What the exercise asks: Reproduce the entries below with each "header-decor" switched to "header-ornament" and everything else unchanged. Leave the pictures out.

[Layout element entries]
::::
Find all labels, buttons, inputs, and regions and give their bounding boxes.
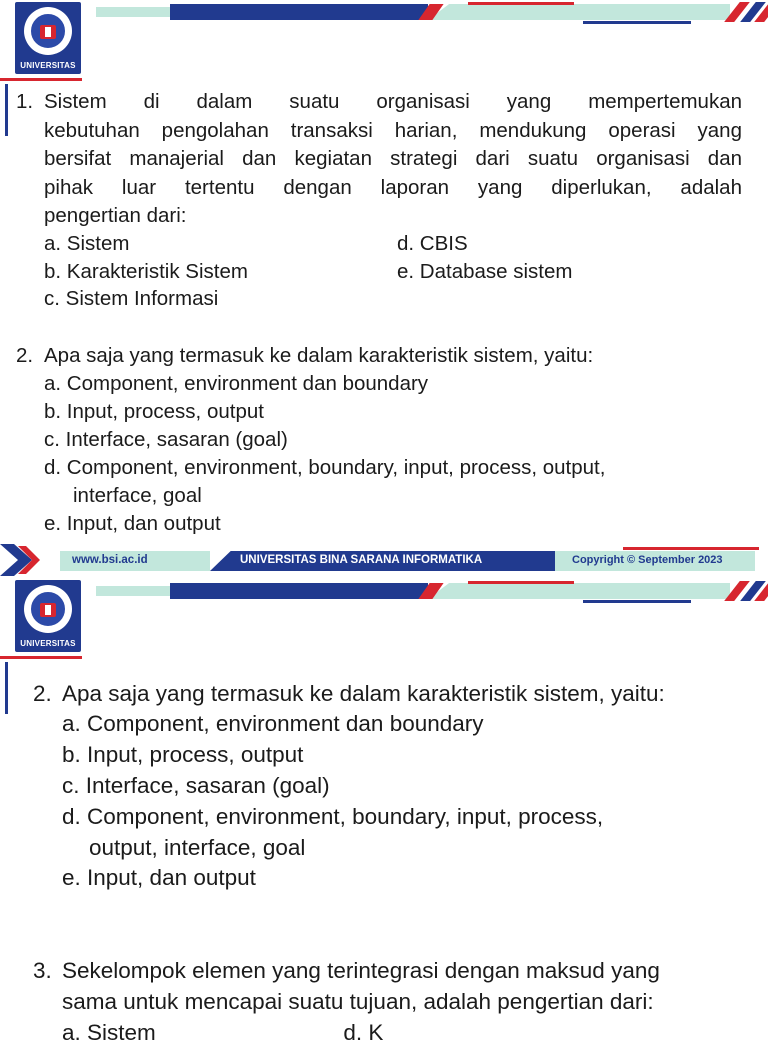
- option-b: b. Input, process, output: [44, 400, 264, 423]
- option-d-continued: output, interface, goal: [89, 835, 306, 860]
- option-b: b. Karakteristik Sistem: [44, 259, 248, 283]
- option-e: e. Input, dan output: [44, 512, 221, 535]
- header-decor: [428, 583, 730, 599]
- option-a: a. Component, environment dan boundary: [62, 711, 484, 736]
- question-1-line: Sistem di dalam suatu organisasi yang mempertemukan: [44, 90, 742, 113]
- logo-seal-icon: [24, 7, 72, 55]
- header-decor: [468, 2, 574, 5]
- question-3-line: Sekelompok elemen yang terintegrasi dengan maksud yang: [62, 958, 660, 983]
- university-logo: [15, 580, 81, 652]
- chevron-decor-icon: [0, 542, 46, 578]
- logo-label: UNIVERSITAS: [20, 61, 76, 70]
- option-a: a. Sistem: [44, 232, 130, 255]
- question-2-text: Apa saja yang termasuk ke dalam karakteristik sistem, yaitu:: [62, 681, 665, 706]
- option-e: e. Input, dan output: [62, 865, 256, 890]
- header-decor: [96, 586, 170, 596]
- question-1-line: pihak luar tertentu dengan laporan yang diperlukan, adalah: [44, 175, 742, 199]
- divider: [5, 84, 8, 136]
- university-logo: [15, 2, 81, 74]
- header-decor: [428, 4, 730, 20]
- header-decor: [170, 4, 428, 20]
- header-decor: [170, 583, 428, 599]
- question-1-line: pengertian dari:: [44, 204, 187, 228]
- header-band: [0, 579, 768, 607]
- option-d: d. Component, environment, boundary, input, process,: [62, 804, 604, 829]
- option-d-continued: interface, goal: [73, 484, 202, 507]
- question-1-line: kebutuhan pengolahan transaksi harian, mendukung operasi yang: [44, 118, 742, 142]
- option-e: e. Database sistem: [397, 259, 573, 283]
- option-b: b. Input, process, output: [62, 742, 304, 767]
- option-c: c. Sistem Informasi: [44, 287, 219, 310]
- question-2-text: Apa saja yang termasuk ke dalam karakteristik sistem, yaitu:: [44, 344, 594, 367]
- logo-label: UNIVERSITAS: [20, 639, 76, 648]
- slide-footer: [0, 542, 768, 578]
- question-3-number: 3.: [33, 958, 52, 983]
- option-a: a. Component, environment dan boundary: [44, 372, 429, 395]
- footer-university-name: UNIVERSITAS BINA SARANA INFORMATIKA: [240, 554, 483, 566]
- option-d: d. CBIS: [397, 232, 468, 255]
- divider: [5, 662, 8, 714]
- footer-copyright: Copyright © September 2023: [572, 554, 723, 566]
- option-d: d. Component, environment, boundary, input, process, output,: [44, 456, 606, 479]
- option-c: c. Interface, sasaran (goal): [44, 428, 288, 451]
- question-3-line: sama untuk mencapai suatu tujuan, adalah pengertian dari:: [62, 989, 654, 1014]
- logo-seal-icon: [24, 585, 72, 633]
::::
Full answer:
Find all labels, buttons, inputs, and regions and give their bounding boxes.
- option-b: b. Input, process, output: [44, 400, 264, 423]
- option-d-continued: output, interface, goal: [89, 835, 306, 860]
- option-b: b. Karakteristik Sistem: [44, 259, 248, 283]
- option-e: e. Input, dan output: [44, 512, 221, 535]
- header-ornament: [428, 583, 730, 599]
- option-a: a. Component, environment dan boundary: [62, 711, 484, 736]
- question-1-line: Sistem di dalam suatu organisasi yang mempertemukan: [44, 90, 742, 113]
- logo-seal-icon: [24, 7, 72, 55]
- header-ornament: [468, 2, 574, 5]
- question-3-line: Sekelompok elemen yang terintegrasi dengan maksud yang: [62, 958, 660, 983]
- university-logo: [15, 580, 81, 652]
- chevron-decor-icon: [0, 542, 46, 578]
- logo-label: UNIVERSITAS: [20, 61, 76, 70]
- option-a: a. Sistem: [44, 232, 130, 255]
- question-2-text: Apa saja yang termasuk ke dalam karakteristik sistem, yaitu:: [62, 681, 665, 706]
- option-e: e. Input, dan output: [62, 865, 256, 890]
- header-ornament: [96, 586, 170, 596]
- question-1-line: pihak luar tertentu dengan laporan yang diperlukan, adalah: [44, 175, 742, 199]
- divider: [5, 84, 8, 136]
- university-logo: [15, 2, 81, 74]
- header-ornament: [428, 4, 730, 20]
- header-ornament: [170, 4, 428, 20]
- header-ornament: [170, 583, 428, 599]
- question-1-line: pengertian dari:: [44, 204, 187, 228]
- header-band: [0, 579, 768, 607]
- option-d: d. Component, environment, boundary, input, process,: [62, 804, 604, 829]
- option-d-continued: interface, goal: [73, 484, 202, 507]
- question-1-line: kebutuhan pengolahan transaksi harian, mendukung operasi yang: [44, 118, 742, 142]
- option-e: e. Database sistem: [397, 259, 573, 283]
- option-b: b. Input, process, output: [62, 742, 304, 767]
- option-c: c. Sistem Informasi: [44, 287, 219, 310]
- question-2-text: Apa saja yang termasuk ke dalam karakteristik sistem, yaitu:: [44, 344, 594, 367]
- logo-label: UNIVERSITAS: [20, 639, 76, 648]
- slide-footer: [0, 542, 768, 578]
- question-3-number: 3.: [33, 958, 52, 983]
- option-a: a. Component, environment dan boundary: [44, 372, 429, 395]
- footer-university-name: UNIVERSITAS BINA SARANA INFORMATIKA: [240, 554, 483, 566]
- option-d: d. CBIS: [397, 232, 468, 255]
- divider: [5, 662, 8, 714]
- footer-copyright: Copyright © September 2023: [572, 554, 723, 566]
- option-d: d. Component, environment, boundary, input, process, output,: [44, 456, 606, 479]
- option-c: c. Interface, sasaran (goal): [44, 428, 288, 451]
- question-3-line: sama untuk mencapai suatu tujuan, adalah pengertian dari:: [62, 989, 654, 1014]
- logo-seal-icon: [24, 585, 72, 633]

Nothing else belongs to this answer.